(Data excerpts)
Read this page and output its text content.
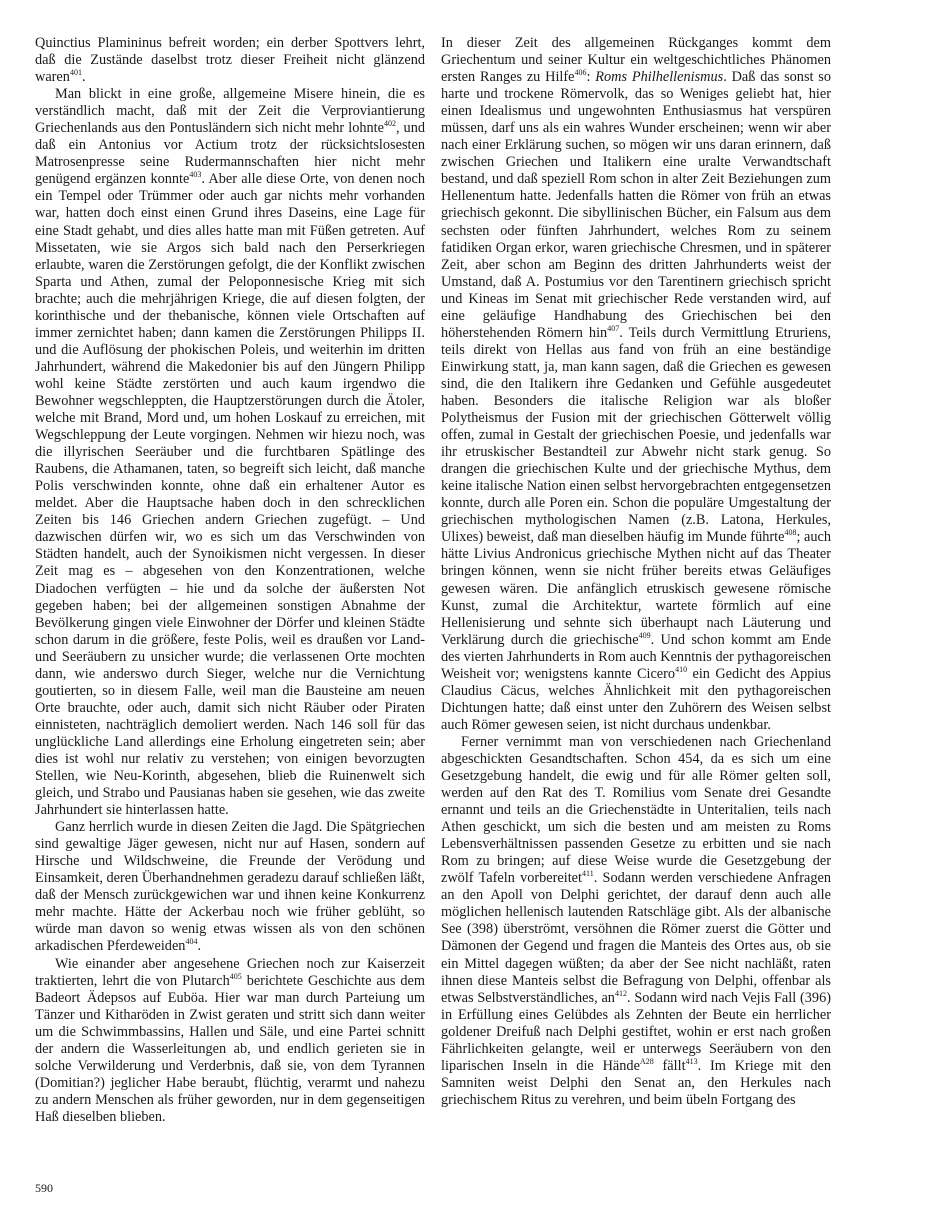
Quinctius Plamininus befreit worden; ein derber Spottvers lehrt, daß die Zustände daselbst trotz dieser Freiheit nicht glänzend waren$^{401}$.

Man blickt in eine große, allgemeine Misere hinein, die es verständlich macht, daß mit der Zeit die Verproviantierung Griechenlands aus den Pontusländern sich nicht mehr lohnte$^{402}$, und daß ein Antonius vor Actium trotz der rücksichtslosesten Matrosenpresse seine Rudermannschaften hier nicht mehr genügend ergänzen konnte$^{403}$. Aber alle diese Orte, von denen noch ein Tempel oder Trümmer oder auch gar nichts mehr vorhanden war, hatten doch einst einen Grund ihres Daseins, eine Lage für eine Stadt gehabt, und dies alles hatte man mit Füßen getreten. Auf Missetaten, wie sie Argos sich bald nach den Perserkriegen erlaubte, waren die Zerstörungen gefolgt, die der Konflikt zwischen Sparta und Athen, zumal der Peloponnesische Krieg mit sich brachte; auch die mehrjährigen Kriege, die auf diesen folgten, der korinthische und der thebanische, können viele Ortschaften auf immer zernichtet haben; dann kamen die Zerstörungen Philipps II. und die Auflösung der phokischen Poleis, und weiterhin im dritten Jahrhundert, während die Makedonier bis auf den Jüngern Philipp wohl keine Städte zerstörten und auch kaum irgendwo die Bewohner wegschleppten, die Hauptzerstörungen durch die Ätoler, welche mit Brand, Mord und, um hohen Loskauf zu erreichen, mit Wegschleppung der Leute vorgingen. Nehmen wir hiezu noch, was die illyrischen Seeräuber und die furchtbaren Spätlinge des Raubens, die Athamanen, taten, so begreift sich leicht, daß manche Polis verschwinden konnte, ohne daß ein erhaltener Autor es meldet. Aber die Hauptsache haben doch in den schrecklichen Zeiten bis 146 Griechen andern Griechen zugefügt. – Und dazwischen dürfen wir, wo es sich um das Verschwinden von Städten handelt, auch der Synoikismen nicht vergessen. In dieser Zeit mag es – abgesehen von den Konzentrationen, welche Diadochen verfügten – hie und da solche der äußersten Not gegeben haben; bei der allgemeinen sonstigen Abnahme der Bevölkerung gingen viele Einwohner der Dörfer und kleinen Städte schon darum in die größere, feste Polis, weil es draußen vor Land- und Seeräubern zu unsicher wurde; die verlassenen Orte mochten dann, wie anderswo durch Sieger, welche nur die Vernichtung goutierten, so in diesem Falle, weil man die Bausteine am neuen Orte brauchte, oder auch, damit sich nicht Räuber oder Piraten einnisteten, nachträglich demoliert werden. Nach 146 soll für das unglückliche Land allerdings eine Erholung eingetreten sein; aber dies ist wohl nur relativ zu verstehen; von einigen bevorzugten Stellen, wie Neu-Korinth, abgesehen, blieb die Ruinenwelt sich gleich, und Strabo und Pausianas haben sie gesehen, wie das zweite Jahrhundert sie hinterlassen hatte.

Ganz herrlich wurde in diesen Zeiten die Jagd. Die Spätgriechen sind gewaltige Jäger gewesen, nicht nur auf Hasen, sondern auf Hirsche und Wildschweine, die Freunde der Verödung und Einsamkeit, deren Überhandnehmen geradezu darauf schließen läßt, daß der Mensch zurückgewichen war und ihnen keine Konkurrenz mehr machte. Hätte der Ackerbau noch wie früher geblüht, so würde man davon so wenig etwas wissen als von den schönen arkadischen Pferdeweiden$^{404}$.

Wie einander aber angesehene Griechen noch zur Kaiserzeit traktierten, lehrt die von Plutarch$^{405}$ berichtete Geschichte aus dem Badeort Ädepsos auf Euböa. Hier war man durch Parteiung um Tänzer und Kitharöden in Zwist geraten und stritt sich dann weiter um die Schwimmbassins, Hallen und Säle, und eine Partei schnitt der andern die Wasserleitungen ab, und endlich gerieten sie in solche Verwilderung und Verderbnis, daß sie, von dem Tyrannen (Domitian?) jeglicher Habe beraubt, flüchtig, verarmt und nahezu zu andern Menschen als früher geworden, nur in dem gegenseitigen Haß dieselben blieben.

In dieser Zeit des allgemeinen Rückganges kommt dem Griechentum und seiner Kultur ein weltgeschichtliches Phänomen ersten Ranges zu Hilfe$^{406}$: Roms Philhellenismus. Daß das sonst so harte und trockene Römervolk, das so Weniges geliebt hat, hier einen Idealismus und ungewohnten Enthusiasmus hat verspüren müssen, darf uns als ein wahres Wunder erscheinen; wenn wir aber nach einer Erklärung suchen, so mögen wir uns daran erinnern, daß zwischen Griechen und Italikern eine uralte Verwandtschaft bestand, und daß speziell Rom schon in alter Zeit Beziehungen zum Hellenentum hatte. Jedenfalls hatten die Römer von früh an etwas griechisch gekonnt. Die sibyllinischen Bücher, ein Falsum aus dem sechsten oder fünften Jahrhundert, welches Rom zu seinem fatidiken Organ erkor, waren griechische Chresmen, und in späterer Zeit, aber schon am Beginn des dritten Jahrhunderts weist der Umstand, daß A. Postumius vor den Tarentinern griechisch spricht und Kineas im Senat mit griechischer Rede verstanden wird, auf eine geläufige Handhabung des Griechischen bei den höherstehenden Römern hin$^{407}$. Teils durch Vermittlung Etruriens, teils direkt von Hellas aus fand von früh an eine beständige Einwirkung statt, ja, man kann sagen, daß die Griechen es gewesen sind, die den Italikern ihre Gedanken und Gefühle ausgedeutet haben. Besonders die italische Religion war als bloßer Polytheismus der Fusion mit der griechischen Götterwelt völlig offen, zumal in Gestalt der griechischen Poesie, und jedenfalls war ihr etruskischer Bestandteil zur Abwehr nicht stark genug. So drangen die griechischen Kulte und der griechische Mythus, dem keine italische Nation einen selbst hervorgebrachten entgegensetzen konnte, durch alle Poren ein. Schon die populäre Umgestaltung der griechischen mythologischen Namen (z.B. Latona, Herkules, Ulixes) beweist, daß man dieselben häufig im Munde führte$^{408}$; auch hätte Livius Andronicus griechische Mythen nicht auf das Theater bringen können, wenn sie nicht früher bereits etwas Geläufiges gewesen wären. Die anfänglich etruskisch gewesene römische Kunst, zumal die Architektur, wartete förmlich auf eine Hellenisierung und sehnte sich überhaupt nach Läuterung und Verklärung durch die griechische$^{409}$. Und schon kommt am Ende des vierten Jahrhunderts in Rom auch Kenntnis der pythagoreischen Weisheit vor; wenigstens kannte Cicero$^{410}$ ein Gedicht des Appius Claudius Cäcus, welches Ähnlichkeit mit den pythagoreischen Dichtungen hatte; daß einst unter den Zuhörern des Weisen selbst auch Römer gewesen seien, ist nicht durchaus undenkbar.

Ferner vernimmt man von verschiedenen nach Griechenland abgeschickten Gesandtschaften. Schon 454, da es sich um eine Gesetzgebung handelt, die ewig und für alle Römer gelten soll, werden auf den Rat des T. Romilius vom Senate drei Gesandte ernannt und teils an die Griechenstädte in Unteritalien, teils nach Athen geschickt, um sich die besten und am meisten zu Roms Lebensverhältnissen passenden Gesetze zu erbitten und sie nach Rom zu bringen; auf diese Weise wurde die Gesetzgebung der zwölf Tafeln vorbereitet$^{411}$. Sodann werden verschiedene Anfragen an den Apoll von Delphi gerichtet, der darauf denn auch alle möglichen hellenisch lautenden Ratschläge gibt. Als der albanische See (398) überströmt, versöhnen die Römer zuerst die Götter und Dämonen der Gegend und fragen die Manteis des Ortes aus, ob sie ein Mittel dagegen wüßten; da aber der See nicht nachläßt, raten ihnen diese Manteis selbst die Befragung von Delphi, offenbar als etwas Selbstverständliches, $an^{412}$. Sodann wird nach Vejis Fall (396) in Erfüllung eines Gelübdes als Zehnten der Beute ein herrlicher goldener Dreifuß nach Delphi gestiftet, wohin er erst nach großen Fährlichkeiten gelangte, weil er unterwegs Seeräubern von den liparischen Inseln in die Hände$^{A28}$ fällt$^{413}$. Im Kriege mit den Samniten weist Delphi den Senat an, den Herkules nach griechischem Ritus zu verehren, und beim übeln Fortgang des

590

WHAT TO WORK ON:
Pick each line holding the word "darauf" out of the listing.

EXERCISE ANSWER:
Ganz herrlich wurde in diesen Zeiten die Jagd. Die Spätgriechen sind gewaltige Jäger gewesen, nicht nur auf Hasen, sondern auf Hirsche und Wildschweine, die Freunde der Verödung und Einsamkeit, deren Überhandnehmen geradezu darauf schließen läßt, daß der Mensch zurückgewichen war und ihnen keine Konkurrenz mehr machte. Hätte der Ackerbau noch wie früher geblüht, so würde man davon so wenig etwas wissen als von den schönen arkadischen Pferdeweiden$^{404}$.
Ferner vernimmt man von verschiedenen nach Griechenland abgeschickten Gesandtschaften. Schon 454, da es sich um eine Gesetzgebung handelt, die ewig und für alle Römer gelten soll, werden auf den Rat des T. Romilius vom Senate drei Gesandte ernannt und teils an die Griechenstädte in Unteritalien, teils nach Athen geschickt, um sich die besten und am meisten zu Roms Lebensverhältnissen passenden Gesetze zu erbitten und sie nach Rom zu bringen; auf diese Weise wurde die Gesetzgebung der zwölf Tafeln vorbereitet$^{411}$. Sodann werden verschiedene Anfragen an den Apoll von Delphi gerichtet, der darauf denn auch alle möglichen hellenisch lautenden Ratschläge gibt. Als der albanische See (398) überströmt, versöhnen die Römer zuerst die Götter und Dämonen der Gegend und fragen die Manteis des Ortes aus, ob sie ein Mittel dagegen wüßten; da aber der See nicht nachläßt, raten ihnen diese Manteis selbst die Befragung von Delphi, offenbar als etwas Selbstverständliches, $an^{412}$. Sodann wird nach Vejis Fall (396) in Erfüllung eines Gelübdes als Zehnten der Beute ein herrlicher goldener Dreifuß nach Delphi gestiftet, wohin er erst nach großen Fährlichkeiten gelangte, weil er unterwegs Seeräubern von den liparischen Inseln in die Hände$^{A28}$ fällt$^{413}$. Im Kriege mit den Samniten weist Delphi den Senat an, den Herkules nach griechischem Ritus zu verehren, und beim übeln Fortgang des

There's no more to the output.